**TASK DETAILS**
Work out how many lines hold the string "change". The answer is a single number, nothing more.

START SOURCE DATA

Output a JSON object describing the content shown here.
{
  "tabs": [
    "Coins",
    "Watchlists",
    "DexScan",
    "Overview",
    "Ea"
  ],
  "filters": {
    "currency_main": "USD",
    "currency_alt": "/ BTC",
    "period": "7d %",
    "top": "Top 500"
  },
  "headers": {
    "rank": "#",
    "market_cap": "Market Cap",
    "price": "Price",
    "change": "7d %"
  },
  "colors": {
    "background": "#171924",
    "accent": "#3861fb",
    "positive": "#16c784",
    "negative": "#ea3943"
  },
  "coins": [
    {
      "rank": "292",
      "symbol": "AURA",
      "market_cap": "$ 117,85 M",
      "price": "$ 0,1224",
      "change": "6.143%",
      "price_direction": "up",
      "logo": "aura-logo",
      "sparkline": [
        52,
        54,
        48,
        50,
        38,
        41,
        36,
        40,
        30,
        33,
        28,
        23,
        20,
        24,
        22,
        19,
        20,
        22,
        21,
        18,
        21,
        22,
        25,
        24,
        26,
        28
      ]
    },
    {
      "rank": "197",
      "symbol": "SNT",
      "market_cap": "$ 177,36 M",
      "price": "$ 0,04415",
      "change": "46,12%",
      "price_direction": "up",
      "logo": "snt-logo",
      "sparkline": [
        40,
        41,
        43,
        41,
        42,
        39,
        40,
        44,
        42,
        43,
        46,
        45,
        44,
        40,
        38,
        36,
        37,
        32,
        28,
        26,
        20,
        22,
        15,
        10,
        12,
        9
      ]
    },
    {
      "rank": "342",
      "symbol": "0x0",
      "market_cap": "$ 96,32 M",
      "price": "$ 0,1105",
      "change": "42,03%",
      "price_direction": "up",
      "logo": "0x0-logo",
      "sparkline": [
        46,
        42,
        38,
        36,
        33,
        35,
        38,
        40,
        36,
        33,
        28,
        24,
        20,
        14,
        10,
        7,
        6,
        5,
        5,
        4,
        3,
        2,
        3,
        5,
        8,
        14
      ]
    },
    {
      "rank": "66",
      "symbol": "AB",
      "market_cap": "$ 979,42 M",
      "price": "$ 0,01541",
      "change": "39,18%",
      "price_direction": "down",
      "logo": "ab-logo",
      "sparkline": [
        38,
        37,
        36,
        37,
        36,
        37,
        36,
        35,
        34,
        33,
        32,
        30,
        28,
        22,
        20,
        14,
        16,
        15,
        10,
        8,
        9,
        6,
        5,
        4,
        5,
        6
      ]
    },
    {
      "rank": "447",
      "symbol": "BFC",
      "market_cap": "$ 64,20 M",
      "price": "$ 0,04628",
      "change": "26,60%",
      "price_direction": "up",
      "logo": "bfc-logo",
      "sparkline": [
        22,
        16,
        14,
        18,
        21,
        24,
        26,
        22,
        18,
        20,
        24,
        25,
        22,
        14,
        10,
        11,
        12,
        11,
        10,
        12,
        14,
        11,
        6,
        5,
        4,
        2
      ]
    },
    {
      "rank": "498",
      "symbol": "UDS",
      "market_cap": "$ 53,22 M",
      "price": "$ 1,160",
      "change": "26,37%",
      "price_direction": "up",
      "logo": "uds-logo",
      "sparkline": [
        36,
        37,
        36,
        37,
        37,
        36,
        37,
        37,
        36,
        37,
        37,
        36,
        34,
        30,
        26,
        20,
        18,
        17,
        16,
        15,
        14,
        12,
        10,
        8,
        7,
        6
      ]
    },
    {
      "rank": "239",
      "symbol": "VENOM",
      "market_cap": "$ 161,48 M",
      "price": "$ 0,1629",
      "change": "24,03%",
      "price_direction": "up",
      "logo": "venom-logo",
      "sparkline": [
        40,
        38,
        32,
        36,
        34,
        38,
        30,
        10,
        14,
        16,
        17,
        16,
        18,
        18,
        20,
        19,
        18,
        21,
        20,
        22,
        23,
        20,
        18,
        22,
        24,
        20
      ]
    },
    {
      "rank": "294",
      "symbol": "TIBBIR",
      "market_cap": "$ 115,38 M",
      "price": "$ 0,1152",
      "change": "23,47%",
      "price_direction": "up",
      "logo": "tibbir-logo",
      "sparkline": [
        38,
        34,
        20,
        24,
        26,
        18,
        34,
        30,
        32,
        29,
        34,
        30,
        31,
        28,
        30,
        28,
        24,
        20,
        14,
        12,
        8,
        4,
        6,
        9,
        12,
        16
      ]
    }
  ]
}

END SOURCE DATA

**SOLUTION**
9